-------- Dataset excerpts --------
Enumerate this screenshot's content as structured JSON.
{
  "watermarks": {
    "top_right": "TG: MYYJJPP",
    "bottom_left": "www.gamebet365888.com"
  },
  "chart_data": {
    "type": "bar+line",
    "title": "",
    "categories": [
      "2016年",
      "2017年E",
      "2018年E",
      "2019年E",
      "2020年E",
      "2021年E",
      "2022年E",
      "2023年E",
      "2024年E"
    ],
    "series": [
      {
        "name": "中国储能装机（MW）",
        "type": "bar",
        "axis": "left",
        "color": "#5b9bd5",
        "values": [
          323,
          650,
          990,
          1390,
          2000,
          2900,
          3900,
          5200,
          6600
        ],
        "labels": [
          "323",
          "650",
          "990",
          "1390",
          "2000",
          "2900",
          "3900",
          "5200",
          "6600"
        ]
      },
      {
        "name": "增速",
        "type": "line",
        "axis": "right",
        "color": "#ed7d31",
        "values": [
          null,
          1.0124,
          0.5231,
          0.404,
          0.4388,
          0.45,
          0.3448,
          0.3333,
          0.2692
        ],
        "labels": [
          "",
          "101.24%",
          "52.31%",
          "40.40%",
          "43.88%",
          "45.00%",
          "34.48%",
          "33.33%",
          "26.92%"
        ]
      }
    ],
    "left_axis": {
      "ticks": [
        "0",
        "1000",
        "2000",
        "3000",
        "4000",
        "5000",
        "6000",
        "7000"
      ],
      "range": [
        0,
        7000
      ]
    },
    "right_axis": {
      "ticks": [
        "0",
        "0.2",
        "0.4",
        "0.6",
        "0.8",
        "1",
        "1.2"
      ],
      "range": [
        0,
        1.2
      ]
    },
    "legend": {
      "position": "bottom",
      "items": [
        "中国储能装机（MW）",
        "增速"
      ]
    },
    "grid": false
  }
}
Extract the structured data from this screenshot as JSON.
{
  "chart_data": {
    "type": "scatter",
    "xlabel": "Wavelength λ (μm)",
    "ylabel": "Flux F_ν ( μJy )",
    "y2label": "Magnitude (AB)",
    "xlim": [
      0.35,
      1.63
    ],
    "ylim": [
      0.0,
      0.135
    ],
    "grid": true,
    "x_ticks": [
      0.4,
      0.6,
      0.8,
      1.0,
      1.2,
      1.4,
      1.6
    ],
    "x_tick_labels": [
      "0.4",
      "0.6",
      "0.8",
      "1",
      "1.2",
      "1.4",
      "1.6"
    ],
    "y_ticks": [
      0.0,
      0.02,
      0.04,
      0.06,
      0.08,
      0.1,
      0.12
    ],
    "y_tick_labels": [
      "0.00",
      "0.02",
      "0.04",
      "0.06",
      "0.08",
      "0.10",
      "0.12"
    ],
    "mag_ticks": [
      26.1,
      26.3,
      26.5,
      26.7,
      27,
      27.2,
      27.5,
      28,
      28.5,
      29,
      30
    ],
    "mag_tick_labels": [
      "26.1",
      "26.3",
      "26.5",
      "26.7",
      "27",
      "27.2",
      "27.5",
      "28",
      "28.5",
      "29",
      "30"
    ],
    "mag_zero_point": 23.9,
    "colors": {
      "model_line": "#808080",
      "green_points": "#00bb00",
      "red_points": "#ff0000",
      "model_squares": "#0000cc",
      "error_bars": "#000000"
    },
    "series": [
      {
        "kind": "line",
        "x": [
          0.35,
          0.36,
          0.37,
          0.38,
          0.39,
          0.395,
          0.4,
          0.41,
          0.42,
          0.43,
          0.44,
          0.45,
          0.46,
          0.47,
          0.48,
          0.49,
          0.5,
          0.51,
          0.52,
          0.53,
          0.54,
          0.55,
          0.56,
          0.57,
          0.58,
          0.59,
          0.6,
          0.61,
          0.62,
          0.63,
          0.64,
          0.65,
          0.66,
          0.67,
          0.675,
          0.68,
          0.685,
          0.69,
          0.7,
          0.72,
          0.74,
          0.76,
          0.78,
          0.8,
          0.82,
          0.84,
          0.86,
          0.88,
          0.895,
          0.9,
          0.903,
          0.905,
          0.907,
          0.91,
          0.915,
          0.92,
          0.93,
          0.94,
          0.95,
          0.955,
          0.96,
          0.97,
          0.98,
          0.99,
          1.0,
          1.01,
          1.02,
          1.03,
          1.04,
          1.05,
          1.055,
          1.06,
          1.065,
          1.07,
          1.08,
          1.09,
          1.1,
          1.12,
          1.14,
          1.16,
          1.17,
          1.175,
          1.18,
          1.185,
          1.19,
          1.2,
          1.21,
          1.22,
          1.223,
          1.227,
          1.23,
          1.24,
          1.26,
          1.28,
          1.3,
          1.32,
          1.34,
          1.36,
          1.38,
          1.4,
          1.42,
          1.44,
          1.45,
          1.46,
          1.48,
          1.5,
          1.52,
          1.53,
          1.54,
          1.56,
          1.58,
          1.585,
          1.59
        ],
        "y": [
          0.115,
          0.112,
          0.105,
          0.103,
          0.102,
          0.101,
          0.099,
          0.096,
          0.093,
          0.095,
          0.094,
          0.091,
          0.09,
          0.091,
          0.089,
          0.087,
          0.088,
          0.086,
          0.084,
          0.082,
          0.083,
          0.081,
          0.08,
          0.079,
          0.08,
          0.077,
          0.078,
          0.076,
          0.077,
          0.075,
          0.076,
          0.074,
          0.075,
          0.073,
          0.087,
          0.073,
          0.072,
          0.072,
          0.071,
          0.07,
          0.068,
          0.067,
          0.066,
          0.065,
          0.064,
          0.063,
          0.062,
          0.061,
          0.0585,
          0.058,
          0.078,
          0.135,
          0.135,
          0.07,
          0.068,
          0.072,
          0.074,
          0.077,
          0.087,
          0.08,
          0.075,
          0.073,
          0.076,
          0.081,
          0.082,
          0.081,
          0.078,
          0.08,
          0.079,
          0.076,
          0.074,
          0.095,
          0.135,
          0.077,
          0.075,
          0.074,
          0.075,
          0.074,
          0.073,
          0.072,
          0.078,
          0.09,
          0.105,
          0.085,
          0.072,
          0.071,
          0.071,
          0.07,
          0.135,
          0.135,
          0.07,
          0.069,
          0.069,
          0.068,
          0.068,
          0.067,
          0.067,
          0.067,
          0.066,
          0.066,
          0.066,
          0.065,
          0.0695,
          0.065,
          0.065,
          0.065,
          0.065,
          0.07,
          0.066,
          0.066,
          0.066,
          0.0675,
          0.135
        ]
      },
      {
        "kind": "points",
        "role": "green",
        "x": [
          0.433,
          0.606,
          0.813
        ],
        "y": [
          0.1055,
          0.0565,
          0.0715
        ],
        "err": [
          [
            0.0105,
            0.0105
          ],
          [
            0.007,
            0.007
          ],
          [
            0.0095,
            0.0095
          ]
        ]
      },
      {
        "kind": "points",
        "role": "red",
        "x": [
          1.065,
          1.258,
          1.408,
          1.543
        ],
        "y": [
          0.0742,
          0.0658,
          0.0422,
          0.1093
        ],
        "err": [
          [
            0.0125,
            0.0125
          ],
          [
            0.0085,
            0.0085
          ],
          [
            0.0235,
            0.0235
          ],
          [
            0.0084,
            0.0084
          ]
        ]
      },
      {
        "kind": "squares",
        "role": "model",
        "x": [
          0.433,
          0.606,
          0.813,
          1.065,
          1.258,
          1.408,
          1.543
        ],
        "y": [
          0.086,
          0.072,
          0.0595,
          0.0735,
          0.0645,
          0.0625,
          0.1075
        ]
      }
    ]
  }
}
--------
*Exercise directions*
Return every record above exactly as it appears.

*Answer in full*
Enumerate this screenshot's content as structured JSON.
{
  "watermarks": {
    "top_right": "TG: MYYJJPP",
    "bottom_left": "www.gamebet365888.com"
  },
  "chart_data": {
    "type": "bar+line",
    "title": "",
    "categories": [
      "2016年",
      "2017年E",
      "2018年E",
      "2019年E",
      "2020年E",
      "2021年E",
      "2022年E",
      "2023年E",
      "2024年E"
    ],
    "series": [
      {
        "name": "中国储能装机（MW）",
        "type": "bar",
        "axis": "left",
        "color": "#5b9bd5",
        "values": [
          323,
          650,
          990,
          1390,
          2000,
          2900,
          3900,
          5200,
          6600
        ],
        "labels": [
          "323",
          "650",
          "990",
          "1390",
          "2000",
          "2900",
          "3900",
          "5200",
          "6600"
        ]
      },
      {
        "name": "增速",
        "type": "line",
        "axis": "right",
        "color": "#ed7d31",
        "values": [
          null,
          1.0124,
          0.5231,
          0.404,
          0.4388,
          0.45,
          0.3448,
          0.3333,
          0.2692
        ],
        "labels": [
          "",
          "101.24%",
          "52.31%",
          "40.40%",
          "43.88%",
          "45.00%",
          "34.48%",
          "33.33%",
          "26.92%"
        ]
      }
    ],
    "left_axis": {
      "ticks": [
        "0",
        "1000",
        "2000",
        "3000",
        "4000",
        "5000",
        "6000",
        "7000"
      ],
      "range": [
        0,
        7000
      ]
    },
    "right_axis": {
      "ticks": [
        "0",
        "0.2",
        "0.4",
        "0.6",
        "0.8",
        "1",
        "1.2"
      ],
      "range": [
        0,
        1.2
      ]
    },
    "legend": {
      "position": "bottom",
      "items": [
        "中国储能装机（MW）",
        "增速"
      ]
    },
    "grid": false
  }
}
Extract the structured data from this screenshot as JSON.
{
  "chart_data": {
    "type": "scatter",
    "xlabel": "Wavelength λ (μm)",
    "ylabel": "Flux F_ν ( μJy )",
    "y2label": "Magnitude (AB)",
    "xlim": [
      0.35,
      1.63
    ],
    "ylim": [
      0.0,
      0.135
    ],
    "grid": true,
    "x_ticks": [
      0.4,
      0.6,
      0.8,
      1.0,
      1.2,
      1.4,
      1.6
    ],
    "x_tick_labels": [
      "0.4",
      "0.6",
      "0.8",
      "1",
      "1.2",
      "1.4",
      "1.6"
    ],
    "y_ticks": [
      0.0,
      0.02,
      0.04,
      0.06,
      0.08,
      0.1,
      0.12
    ],
    "y_tick_labels": [
      "0.00",
      "0.02",
      "0.04",
      "0.06",
      "0.08",
      "0.10",
      "0.12"
    ],
    "mag_ticks": [
      26.1,
      26.3,
      26.5,
      26.7,
      27,
      27.2,
      27.5,
      28,
      28.5,
      29,
      30
    ],
    "mag_tick_labels": [
      "26.1",
      "26.3",
      "26.5",
      "26.7",
      "27",
      "27.2",
      "27.5",
      "28",
      "28.5",
      "29",
      "30"
    ],
    "mag_zero_point": 23.9,
    "colors": {
      "model_line": "#808080",
      "green_points": "#00bb00",
      "red_points": "#ff0000",
      "model_squares": "#0000cc",
      "error_bars": "#000000"
    },
    "series": [
      {
        "kind": "line",
        "x": [
          0.35,
          0.36,
          0.37,
          0.38,
          0.39,
          0.395,
          0.4,
          0.41,
          0.42,
          0.43,
          0.44,
          0.45,
          0.46,
          0.47,
          0.48,
          0.49,
          0.5,
          0.51,
          0.52,
          0.53,
          0.54,
          0.55,
          0.56,
          0.57,
          0.58,
          0.59,
          0.6,
          0.61,
          0.62,
          0.63,
          0.64,
          0.65,
          0.66,
          0.67,
          0.675,
          0.68,
          0.685,
          0.69,
          0.7,
          0.72,
          0.74,
          0.76,
          0.78,
          0.8,
          0.82,
          0.84,
          0.86,
          0.88,
          0.895,
          0.9,
          0.903,
          0.905,
          0.907,
          0.91,
          0.915,
          0.92,
          0.93,
          0.94,
          0.95,
          0.955,
          0.96,
          0.97,
          0.98,
          0.99,
          1.0,
          1.01,
          1.02,
          1.03,
          1.04,
          1.05,
          1.055,
          1.06,
          1.065,
          1.07,
          1.08,
          1.09,
          1.1,
          1.12,
          1.14,
          1.16,
          1.17,
          1.175,
          1.18,
          1.185,
          1.19,
          1.2,
          1.21,
          1.22,
          1.223,
          1.227,
          1.23,
          1.24,
          1.26,
          1.28,
          1.3,
          1.32,
          1.34,
          1.36,
          1.38,
          1.4,
          1.42,
          1.44,
          1.45,
          1.46,
          1.48,
          1.5,
          1.52,
          1.53,
          1.54,
          1.56,
          1.58,
          1.585,
          1.59
        ],
        "y": [
          0.115,
          0.112,
          0.105,
          0.103,
          0.102,
          0.101,
          0.099,
          0.096,
          0.093,
          0.095,
          0.094,
          0.091,
          0.09,
          0.091,
          0.089,
          0.087,
          0.088,
          0.086,
          0.084,
          0.082,
          0.083,
          0.081,
          0.08,
          0.079,
          0.08,
          0.077,
          0.078,
          0.076,
          0.077,
          0.075,
          0.076,
          0.074,
          0.075,
          0.073,
          0.087,
          0.073,
          0.072,
          0.072,
          0.071,
          0.07,
          0.068,
          0.067,
          0.066,
          0.065,
          0.064,
          0.063,
          0.062,
          0.061,
          0.0585,
          0.058,
          0.078,
          0.135,
          0.135,
          0.07,
          0.068,
          0.072,
          0.074,
          0.077,
          0.087,
          0.08,
          0.075,
          0.073,
          0.076,
          0.081,
          0.082,
          0.081,
          0.078,
          0.08,
          0.079,
          0.076,
          0.074,
          0.095,
          0.135,
          0.077,
          0.075,
          0.074,
          0.075,
          0.074,
          0.073,
          0.072,
          0.078,
          0.09,
          0.105,
          0.085,
          0.072,
          0.071,
          0.071,
          0.07,
          0.135,
          0.135,
          0.07,
          0.069,
          0.069,
          0.068,
          0.068,
          0.067,
          0.067,
          0.067,
          0.066,
          0.066,
          0.066,
          0.065,
          0.0695,
          0.065,
          0.065,
          0.065,
          0.065,
          0.07,
          0.066,
          0.066,
          0.066,
          0.0675,
          0.135
        ]
      },
      {
        "kind": "points",
        "role": "green",
        "x": [
          0.433,
          0.606,
          0.813
        ],
        "y": [
          0.1055,
          0.0565,
          0.0715
        ],
        "err": [
          [
            0.0105,
            0.0105
          ],
          [
            0.007,
            0.007
          ],
          [
            0.0095,
            0.0095
          ]
        ]
      },
      {
        "kind": "points",
        "role": "red",
        "x": [
          1.065,
          1.258,
          1.408,
          1.543
        ],
        "y": [
          0.0742,
          0.0658,
          0.0422,
          0.1093
        ],
        "err": [
          [
            0.0125,
            0.0125
          ],
          [
            0.0085,
            0.0085
          ],
          [
            0.0235,
            0.0235
          ],
          [
            0.0084,
            0.0084
          ]
        ]
      },
      {
        "kind": "squares",
        "role": "model",
        "x": [
          0.433,
          0.606,
          0.813,
          1.065,
          1.258,
          1.408,
          1.543
        ],
        "y": [
          0.086,
          0.072,
          0.0595,
          0.0735,
          0.0645,
          0.0625,
          0.1075
        ]
      }
    ]
  }
}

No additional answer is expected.